Required task: Gather all lines with the word "учащихся" in them.

#####

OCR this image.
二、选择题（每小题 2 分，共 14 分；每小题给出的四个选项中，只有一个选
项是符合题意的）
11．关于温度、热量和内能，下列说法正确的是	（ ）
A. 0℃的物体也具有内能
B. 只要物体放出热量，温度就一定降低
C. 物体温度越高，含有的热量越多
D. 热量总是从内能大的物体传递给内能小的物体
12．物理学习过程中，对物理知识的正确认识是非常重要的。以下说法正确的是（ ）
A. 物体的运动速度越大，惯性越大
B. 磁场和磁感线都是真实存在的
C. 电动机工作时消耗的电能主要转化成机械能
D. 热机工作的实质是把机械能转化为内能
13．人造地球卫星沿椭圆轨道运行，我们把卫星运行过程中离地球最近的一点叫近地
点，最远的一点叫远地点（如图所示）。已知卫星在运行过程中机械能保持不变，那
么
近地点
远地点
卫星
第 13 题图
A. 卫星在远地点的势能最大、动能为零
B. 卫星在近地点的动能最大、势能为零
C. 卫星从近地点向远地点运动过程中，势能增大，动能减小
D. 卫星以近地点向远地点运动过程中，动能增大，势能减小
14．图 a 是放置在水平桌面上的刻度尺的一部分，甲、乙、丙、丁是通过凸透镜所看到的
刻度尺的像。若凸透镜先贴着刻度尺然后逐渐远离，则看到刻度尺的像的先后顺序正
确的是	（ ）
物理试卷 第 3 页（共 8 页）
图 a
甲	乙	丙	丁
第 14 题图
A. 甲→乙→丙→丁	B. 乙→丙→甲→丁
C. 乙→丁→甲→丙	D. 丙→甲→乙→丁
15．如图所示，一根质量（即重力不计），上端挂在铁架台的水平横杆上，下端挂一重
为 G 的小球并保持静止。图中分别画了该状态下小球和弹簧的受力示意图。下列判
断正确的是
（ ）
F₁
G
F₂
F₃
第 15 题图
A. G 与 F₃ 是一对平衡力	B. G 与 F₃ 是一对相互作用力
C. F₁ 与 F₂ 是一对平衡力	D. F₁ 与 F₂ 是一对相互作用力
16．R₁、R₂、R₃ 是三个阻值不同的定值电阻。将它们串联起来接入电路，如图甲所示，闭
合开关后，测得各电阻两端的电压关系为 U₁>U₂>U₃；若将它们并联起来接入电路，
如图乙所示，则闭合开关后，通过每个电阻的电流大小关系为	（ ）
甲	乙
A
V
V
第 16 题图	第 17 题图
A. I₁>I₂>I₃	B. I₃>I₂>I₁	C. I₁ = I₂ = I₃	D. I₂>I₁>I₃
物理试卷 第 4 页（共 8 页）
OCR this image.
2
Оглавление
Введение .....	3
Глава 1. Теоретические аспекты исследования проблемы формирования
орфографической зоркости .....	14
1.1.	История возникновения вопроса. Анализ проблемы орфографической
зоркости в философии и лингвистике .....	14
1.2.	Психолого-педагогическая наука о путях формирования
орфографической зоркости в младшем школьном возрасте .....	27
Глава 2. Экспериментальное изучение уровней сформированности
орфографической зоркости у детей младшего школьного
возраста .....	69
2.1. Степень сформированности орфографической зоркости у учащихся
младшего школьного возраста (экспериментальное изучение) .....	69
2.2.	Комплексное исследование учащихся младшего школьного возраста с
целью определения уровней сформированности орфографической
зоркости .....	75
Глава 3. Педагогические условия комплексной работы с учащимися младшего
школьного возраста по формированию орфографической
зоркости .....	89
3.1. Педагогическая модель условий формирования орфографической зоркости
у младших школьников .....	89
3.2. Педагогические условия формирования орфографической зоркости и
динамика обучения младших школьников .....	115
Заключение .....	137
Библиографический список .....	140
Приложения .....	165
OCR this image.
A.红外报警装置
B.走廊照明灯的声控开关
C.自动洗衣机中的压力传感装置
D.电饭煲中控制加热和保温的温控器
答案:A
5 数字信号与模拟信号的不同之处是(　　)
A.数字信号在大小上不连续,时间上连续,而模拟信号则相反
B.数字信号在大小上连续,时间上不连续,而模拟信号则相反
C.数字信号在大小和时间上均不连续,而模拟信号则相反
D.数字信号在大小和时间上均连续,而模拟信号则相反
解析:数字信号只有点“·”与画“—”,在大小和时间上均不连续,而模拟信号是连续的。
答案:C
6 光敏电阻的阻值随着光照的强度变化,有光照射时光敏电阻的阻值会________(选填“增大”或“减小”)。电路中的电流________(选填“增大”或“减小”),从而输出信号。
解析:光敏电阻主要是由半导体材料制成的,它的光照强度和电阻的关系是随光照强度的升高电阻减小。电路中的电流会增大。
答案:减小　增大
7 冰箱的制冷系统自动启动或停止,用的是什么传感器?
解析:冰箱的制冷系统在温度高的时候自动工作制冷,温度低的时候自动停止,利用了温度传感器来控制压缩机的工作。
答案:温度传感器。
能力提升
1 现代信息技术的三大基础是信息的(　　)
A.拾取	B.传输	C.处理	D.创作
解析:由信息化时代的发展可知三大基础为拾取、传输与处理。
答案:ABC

#####

Written solution:
2.1. Степень сформированности орфографической зоркости у учащихся
2.2.	Комплексное исследование учащихся младшего школьного возраста с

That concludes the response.